By Elizabeth Winchester
Quincy Whitney is on a national fiddle hunt. Specifically, the author of American Luthier, which was published in April and chronicles the life of pioneering violinmaker Carleen Hutchins (1911-2009), is looking for the nearly 500 violins that Hutchins made. Meet Whitney, and learn more about her search, book, and Hutchins, at Bob Murphy’s Violin Shop at Murphy’s Music (447 Walt Whitman Road, Melville) on Wednesday, June 1, from 3 to 6 p.m.
Hutchins made her first instrument in 1949, at the age of 38. At the time, she was a trumpet-playing elementary school science teacher in New Jersey. When Hutchins was asked to play in a chamber music group at her school, she took up the viola. She wasn’t satisfied with the instrument she had bought, and since she was a skilled woodworker, she decided to build a better viola herself.
Over the next 50 years, working from her home—often in her kitchen—Hutchins carved violins, which was then only done by men. For centuries, violinmakers had relied on their intuition to carve the instruments. Most, including Bob Murphy, continue to do that. “I don’t use tools to tune my violins. I tune them with my ears,” says Murphy, who takes apart old violins and modernizes them. “It is more of an artistic approach than a scientific one.”

Stored dataset items
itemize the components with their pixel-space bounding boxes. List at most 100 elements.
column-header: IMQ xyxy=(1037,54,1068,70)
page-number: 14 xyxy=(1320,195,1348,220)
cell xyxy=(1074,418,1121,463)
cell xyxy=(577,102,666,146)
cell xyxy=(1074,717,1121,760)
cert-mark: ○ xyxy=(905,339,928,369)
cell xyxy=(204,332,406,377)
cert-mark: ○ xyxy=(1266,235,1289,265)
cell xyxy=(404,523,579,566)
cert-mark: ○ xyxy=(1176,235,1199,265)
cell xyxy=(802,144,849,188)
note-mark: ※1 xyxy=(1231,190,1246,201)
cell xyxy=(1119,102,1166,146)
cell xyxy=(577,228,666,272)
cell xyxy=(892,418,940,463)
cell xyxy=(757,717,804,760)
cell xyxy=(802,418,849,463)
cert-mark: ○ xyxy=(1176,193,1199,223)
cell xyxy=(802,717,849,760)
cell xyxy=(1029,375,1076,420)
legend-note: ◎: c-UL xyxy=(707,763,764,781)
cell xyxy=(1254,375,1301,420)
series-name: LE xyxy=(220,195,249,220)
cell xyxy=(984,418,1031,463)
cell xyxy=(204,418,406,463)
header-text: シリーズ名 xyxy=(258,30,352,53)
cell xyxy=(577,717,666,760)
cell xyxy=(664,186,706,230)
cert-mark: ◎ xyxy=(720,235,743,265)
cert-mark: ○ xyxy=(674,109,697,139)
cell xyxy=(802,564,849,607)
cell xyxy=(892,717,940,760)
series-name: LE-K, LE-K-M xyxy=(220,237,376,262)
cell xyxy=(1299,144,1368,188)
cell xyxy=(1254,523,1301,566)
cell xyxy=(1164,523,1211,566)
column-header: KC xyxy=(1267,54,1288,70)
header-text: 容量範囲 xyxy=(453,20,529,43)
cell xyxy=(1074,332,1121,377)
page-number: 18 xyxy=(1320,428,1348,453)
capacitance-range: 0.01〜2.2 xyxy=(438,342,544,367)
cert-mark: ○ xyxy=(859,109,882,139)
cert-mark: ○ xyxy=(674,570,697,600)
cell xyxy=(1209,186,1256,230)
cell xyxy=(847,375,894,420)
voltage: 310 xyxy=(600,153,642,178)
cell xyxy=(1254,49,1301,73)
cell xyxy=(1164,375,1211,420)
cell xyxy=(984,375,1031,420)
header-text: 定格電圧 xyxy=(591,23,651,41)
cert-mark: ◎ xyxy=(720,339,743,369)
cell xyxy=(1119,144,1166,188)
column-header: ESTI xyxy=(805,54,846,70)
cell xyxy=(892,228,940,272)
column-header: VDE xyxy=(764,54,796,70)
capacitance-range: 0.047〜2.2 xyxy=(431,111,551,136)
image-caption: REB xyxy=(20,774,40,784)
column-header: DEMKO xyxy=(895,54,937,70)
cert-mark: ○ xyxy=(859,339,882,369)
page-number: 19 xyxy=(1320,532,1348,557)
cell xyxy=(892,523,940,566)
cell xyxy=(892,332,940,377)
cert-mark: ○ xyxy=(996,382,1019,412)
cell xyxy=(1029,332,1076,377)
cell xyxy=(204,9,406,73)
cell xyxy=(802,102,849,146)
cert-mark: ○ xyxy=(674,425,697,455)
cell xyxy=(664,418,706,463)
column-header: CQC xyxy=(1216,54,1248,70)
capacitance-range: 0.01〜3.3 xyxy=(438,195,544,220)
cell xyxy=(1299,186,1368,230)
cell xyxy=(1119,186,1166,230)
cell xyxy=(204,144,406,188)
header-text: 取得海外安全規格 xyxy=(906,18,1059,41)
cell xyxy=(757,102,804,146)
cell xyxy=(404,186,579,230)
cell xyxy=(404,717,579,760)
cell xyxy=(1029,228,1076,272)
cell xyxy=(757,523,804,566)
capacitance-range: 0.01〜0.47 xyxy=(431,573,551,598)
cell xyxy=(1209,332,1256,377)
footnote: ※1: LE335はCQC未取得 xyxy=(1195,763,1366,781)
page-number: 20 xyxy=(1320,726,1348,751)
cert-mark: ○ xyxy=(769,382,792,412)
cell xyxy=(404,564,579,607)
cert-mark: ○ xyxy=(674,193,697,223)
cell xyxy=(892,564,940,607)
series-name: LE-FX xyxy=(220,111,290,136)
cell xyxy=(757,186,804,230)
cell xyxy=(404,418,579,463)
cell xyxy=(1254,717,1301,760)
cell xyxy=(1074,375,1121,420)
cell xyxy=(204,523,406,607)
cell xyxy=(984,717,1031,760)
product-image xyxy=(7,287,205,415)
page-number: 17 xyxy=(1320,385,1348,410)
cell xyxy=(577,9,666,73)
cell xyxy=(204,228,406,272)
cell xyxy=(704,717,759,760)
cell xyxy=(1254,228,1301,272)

Problem set =>
[A] List every person the violinmaker article names, leaving out names that appear only as part of a road or business name.
[B] Return the records from their very first line down to the line that contains "cert-mark: ○ xyxy=(674,109,697,139)", including both of those lines.
The article and the records come from separate, unrelated sources.

Solutions to the problems =>
[A]
Elizabeth Winchester
Quincy Whitney
Carleen Hutchins
Bob Murphy

[B]
itemize the components with their pixel-space bounding boxes. List at most 100 elements.
column-header: IMQ xyxy=(1037,54,1068,70)
page-number: 14 xyxy=(1320,195,1348,220)
cell xyxy=(1074,418,1121,463)
cell xyxy=(577,102,666,146)
cell xyxy=(1074,717,1121,760)
cert-mark: ○ xyxy=(905,339,928,369)
cell xyxy=(204,332,406,377)
cert-mark: ○ xyxy=(1266,235,1289,265)
cell xyxy=(404,523,579,566)
cert-mark: ○ xyxy=(1176,235,1199,265)
cell xyxy=(802,144,849,188)
note-mark: ※1 xyxy=(1231,190,1246,201)
cell xyxy=(1119,102,1166,146)
cell xyxy=(577,228,666,272)
cell xyxy=(892,418,940,463)
cell xyxy=(757,717,804,760)
cell xyxy=(802,418,849,463)
cert-mark: ○ xyxy=(1176,193,1199,223)
cell xyxy=(802,717,849,760)
cell xyxy=(1029,375,1076,420)
legend-note: ◎: c-UL xyxy=(707,763,764,781)
cell xyxy=(1254,375,1301,420)
series-name: LE xyxy=(220,195,249,220)
cell xyxy=(984,418,1031,463)
cell xyxy=(204,418,406,463)
header-text: シリーズ名 xyxy=(258,30,352,53)
cell xyxy=(577,717,666,760)
cell xyxy=(664,186,706,230)
cert-mark: ◎ xyxy=(720,235,743,265)
cert-mark: ○ xyxy=(674,109,697,139)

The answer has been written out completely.